Esercizio 1: Puoi riportare per intero, senza cambiare nulla, il testo sul ricamo?

Estratto del testo:
•••••
Voi siete il sale della terra; ma se il sale perde il sapore, con che cosa lo si renderà salato? A null’altro serve che ad essere gettato via e calpestato dalla gente

domenica 19 gennaio 2020

Il ricamo

Alla domanda precisa di un suo figlio spirituale, che gli chiedeva il perché di tanta difficoltà nel comprendere il disegno di Dio, padre Pio rispose raccontandogli un aneddoto di quando era bambino. Quando era piccolo, raccontava il grande santo, soleva giocare ai piedi della madre mentre questa ricamava. Ogni volta che, per qualunque motivo, alzava gli occhi e guardava il ricamo a cui la madre lavorava, rimaneva stupito del fatto che la donna riponesse tanta cura e tanta attenzione ad un ricamo che, oggettivamente, stava venendo malissimo. I fili intrecciati in modo confuso, i colori mescolati senza un senso, un disegno incomprensibile... Eppure sua madre vi lavorava ore e ore con una cura meticolosa.
•••••
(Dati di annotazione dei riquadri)
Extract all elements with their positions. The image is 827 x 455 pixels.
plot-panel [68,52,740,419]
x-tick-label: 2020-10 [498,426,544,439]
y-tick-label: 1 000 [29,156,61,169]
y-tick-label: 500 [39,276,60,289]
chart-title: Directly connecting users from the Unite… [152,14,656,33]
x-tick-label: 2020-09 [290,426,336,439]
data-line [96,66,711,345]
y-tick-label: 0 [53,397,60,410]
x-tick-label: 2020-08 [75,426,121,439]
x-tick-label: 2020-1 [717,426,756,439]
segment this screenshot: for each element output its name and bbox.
•••••
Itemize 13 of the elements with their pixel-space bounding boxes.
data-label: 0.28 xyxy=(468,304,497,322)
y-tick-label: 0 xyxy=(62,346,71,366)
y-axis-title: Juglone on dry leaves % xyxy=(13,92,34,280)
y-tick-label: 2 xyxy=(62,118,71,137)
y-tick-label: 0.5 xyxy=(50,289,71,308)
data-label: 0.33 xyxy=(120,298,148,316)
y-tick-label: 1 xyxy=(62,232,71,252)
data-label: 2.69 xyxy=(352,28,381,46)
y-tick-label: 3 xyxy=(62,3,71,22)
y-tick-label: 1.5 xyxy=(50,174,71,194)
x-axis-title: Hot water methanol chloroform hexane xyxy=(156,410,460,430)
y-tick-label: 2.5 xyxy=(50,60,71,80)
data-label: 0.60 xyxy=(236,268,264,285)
•••••
Esercizio 2: Puoi restituire identiche le righe dell'elenco a partire da quella che contiene "Extract all elements" e fermandoti dopo quella che contiene "chart-title: Directly connecting", entrambe comprese?

Soluzione 1:
Voi siete il sale della terra; ma se il sale perde il sapore, con che cosa lo si renderà salato? A null’altro serve che ad essere gettato via e calpestato dalla gente

domenica 19 gennaio 2020

Il ricamo

Alla domanda precisa di un suo figlio spirituale, che gli chiedeva il perché di tanta difficoltà nel comprendere il disegno di Dio, padre Pio rispose raccontandogli un aneddoto di quando era bambino. Quando era piccolo, raccontava il grande santo, soleva giocare ai piedi della madre mentre questa ricamava. Ogni volta che, per qualunque motivo, alzava gli occhi e guardava il ricamo a cui la madre lavorava, rimaneva stupito del fatto che la donna riponesse tanta cura e tanta attenzione ad un ricamo che, oggettivamente, stava venendo malissimo. I fili intrecciati in modo confuso, i colori mescolati senza un senso, un disegno incomprensibile... Eppure sua madre vi lavorava ore e ore con una cura meticolosa.

Soluzione 2:
Extract all elements with their positions. The image is 827 x 455 pixels.
plot-panel [68,52,740,419]
x-tick-label: 2020-10 [498,426,544,439]
y-tick-label: 1 000 [29,156,61,169]
y-tick-label: 500 [39,276,60,289]
chart-title: Directly connecting users from the Unite… [152,14,656,33]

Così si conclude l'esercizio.